--- Begin Entries supplied ---

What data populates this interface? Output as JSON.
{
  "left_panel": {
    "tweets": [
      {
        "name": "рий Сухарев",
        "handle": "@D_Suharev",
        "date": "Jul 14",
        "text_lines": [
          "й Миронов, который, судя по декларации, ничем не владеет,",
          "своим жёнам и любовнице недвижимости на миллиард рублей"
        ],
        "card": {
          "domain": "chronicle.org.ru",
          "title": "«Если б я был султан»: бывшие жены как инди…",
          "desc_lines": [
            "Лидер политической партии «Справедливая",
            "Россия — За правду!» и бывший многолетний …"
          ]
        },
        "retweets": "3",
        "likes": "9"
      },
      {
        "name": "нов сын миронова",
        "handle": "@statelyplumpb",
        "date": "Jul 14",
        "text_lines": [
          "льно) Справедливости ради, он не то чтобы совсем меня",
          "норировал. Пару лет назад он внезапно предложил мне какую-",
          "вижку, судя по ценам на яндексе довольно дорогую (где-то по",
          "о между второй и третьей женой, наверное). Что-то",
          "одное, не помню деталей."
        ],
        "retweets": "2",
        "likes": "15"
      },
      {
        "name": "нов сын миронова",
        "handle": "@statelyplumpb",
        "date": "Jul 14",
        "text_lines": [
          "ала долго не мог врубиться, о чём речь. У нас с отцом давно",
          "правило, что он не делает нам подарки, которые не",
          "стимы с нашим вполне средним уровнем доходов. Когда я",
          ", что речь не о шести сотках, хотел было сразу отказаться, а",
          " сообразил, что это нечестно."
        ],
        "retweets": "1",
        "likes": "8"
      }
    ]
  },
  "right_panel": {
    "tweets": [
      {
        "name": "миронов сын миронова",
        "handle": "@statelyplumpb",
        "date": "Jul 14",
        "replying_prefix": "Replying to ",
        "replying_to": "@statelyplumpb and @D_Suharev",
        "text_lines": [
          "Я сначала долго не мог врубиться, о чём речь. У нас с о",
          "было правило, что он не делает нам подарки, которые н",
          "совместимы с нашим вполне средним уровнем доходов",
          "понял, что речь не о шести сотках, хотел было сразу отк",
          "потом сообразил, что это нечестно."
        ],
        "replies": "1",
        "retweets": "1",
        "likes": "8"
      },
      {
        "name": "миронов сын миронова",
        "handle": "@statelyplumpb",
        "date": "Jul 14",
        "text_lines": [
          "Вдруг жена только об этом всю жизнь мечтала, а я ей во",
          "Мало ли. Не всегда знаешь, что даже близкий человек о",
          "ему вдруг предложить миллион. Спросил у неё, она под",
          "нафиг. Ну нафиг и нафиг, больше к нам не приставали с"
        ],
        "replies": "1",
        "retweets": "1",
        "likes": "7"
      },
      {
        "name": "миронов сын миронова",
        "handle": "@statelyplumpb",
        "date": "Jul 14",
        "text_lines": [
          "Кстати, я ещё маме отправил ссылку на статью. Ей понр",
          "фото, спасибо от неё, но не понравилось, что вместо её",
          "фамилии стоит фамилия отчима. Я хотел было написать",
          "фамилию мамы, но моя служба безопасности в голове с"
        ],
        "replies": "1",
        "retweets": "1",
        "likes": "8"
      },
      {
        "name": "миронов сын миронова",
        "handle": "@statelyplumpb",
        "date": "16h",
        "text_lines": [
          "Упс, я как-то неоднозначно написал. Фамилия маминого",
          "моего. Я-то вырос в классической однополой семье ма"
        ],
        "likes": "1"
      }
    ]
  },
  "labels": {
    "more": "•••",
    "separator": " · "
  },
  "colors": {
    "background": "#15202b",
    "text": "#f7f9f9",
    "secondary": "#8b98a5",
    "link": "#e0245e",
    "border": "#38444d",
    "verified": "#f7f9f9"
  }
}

--- End Entries supplied ---

#### Aim:
Extract each line from the listing above, please, and repeat it exactly.

#### Exercise output:
What data populates this interface? Output as JSON.
{
  "left_panel": {
    "tweets": [
      {
        "name": "рий Сухарев",
        "handle": "@D_Suharev",
        "date": "Jul 14",
        "text_lines": [
          "й Миронов, который, судя по декларации, ничем не владеет,",
          "своим жёнам и любовнице недвижимости на миллиард рублей"
        ],
        "card": {
          "domain": "chronicle.org.ru",
          "title": "«Если б я был султан»: бывшие жены как инди…",
          "desc_lines": [
            "Лидер политической партии «Справедливая",
            "Россия — За правду!» и бывший многолетний …"
          ]
        },
        "retweets": "3",
        "likes": "9"
      },
      {
        "name": "нов сын миронова",
        "handle": "@statelyplumpb",
        "date": "Jul 14",
        "text_lines": [
          "льно) Справедливости ради, он не то чтобы совсем меня",
          "норировал. Пару лет назад он внезапно предложил мне какую-",
          "вижку, судя по ценам на яндексе довольно дорогую (где-то по",
          "о между второй и третьей женой, наверное). Что-то",
          "одное, не помню деталей."
        ],
        "retweets": "2",
        "likes": "15"
      },
      {
        "name": "нов сын миронова",
        "handle": "@statelyplumpb",
        "date": "Jul 14",
        "text_lines": [
          "ала долго не мог врубиться, о чём речь. У нас с отцом давно",
          "правило, что он не делает нам подарки, которые не",
          "стимы с нашим вполне средним уровнем доходов. Когда я",
          ", что речь не о шести сотках, хотел было сразу отказаться, а",
          " сообразил, что это нечестно."
        ],
        "retweets": "1",
        "likes": "8"
      }
    ]
  },
  "right_panel": {
    "tweets": [
      {
        "name": "миронов сын миронова",
        "handle": "@statelyplumpb",
        "date": "Jul 14",
        "replying_prefix": "Replying to ",
        "replying_to": "@statelyplumpb and @D_Suharev",
        "text_lines": [
          "Я сначала долго не мог врубиться, о чём речь. У нас с о",
          "было правило, что он не делает нам подарки, которые н",
          "совместимы с нашим вполне средним уровнем доходов",
          "понял, что речь не о шести сотках, хотел было сразу отк",
          "потом сообразил, что это нечестно."
        ],
        "replies": "1",
        "retweets": "1",
        "likes": "8"
      },
      {
        "name": "миронов сын миронова",
        "handle": "@statelyplumpb",
        "date": "Jul 14",
        "text_lines": [
          "Вдруг жена только об этом всю жизнь мечтала, а я ей во",
          "Мало ли. Не всегда знаешь, что даже близкий человек о",
          "ему вдруг предложить миллион. Спросил у неё, она под",
          "нафиг. Ну нафиг и нафиг, больше к нам не приставали с"
        ],
        "replies": "1",
        "retweets": "1",
        "likes": "7"
      },
      {
        "name": "миронов сын миронова",
        "handle": "@statelyplumpb",
        "date": "Jul 14",
        "text_lines": [
          "Кстати, я ещё маме отправил ссылку на статью. Ей понр",
          "фото, спасибо от неё, но не понравилось, что вместо её",
          "фамилии стоит фамилия отчима. Я хотел было написать",
          "фамилию мамы, но моя служба безопасности в голове с"
        ],
        "replies": "1",
        "retweets": "1",
        "likes": "8"
      },
      {
        "name": "миронов сын миронова",
        "handle": "@statelyplumpb",
        "date": "16h",
        "text_lines": [
          "Упс, я как-то неоднозначно написал. Фамилия маминого",
          "моего. Я-то вырос в классической однополой семье ма"
        ],
        "likes": "1"
      }
    ]
  },
  "labels": {
    "more": "•••",
    "separator": " · "
  },
  "colors": {
    "background": "#15202b",
    "text": "#f7f9f9",
    "secondary": "#8b98a5",
    "link": "#e0245e",
    "border": "#38444d",
    "verified": "#f7f9f9"
  }
}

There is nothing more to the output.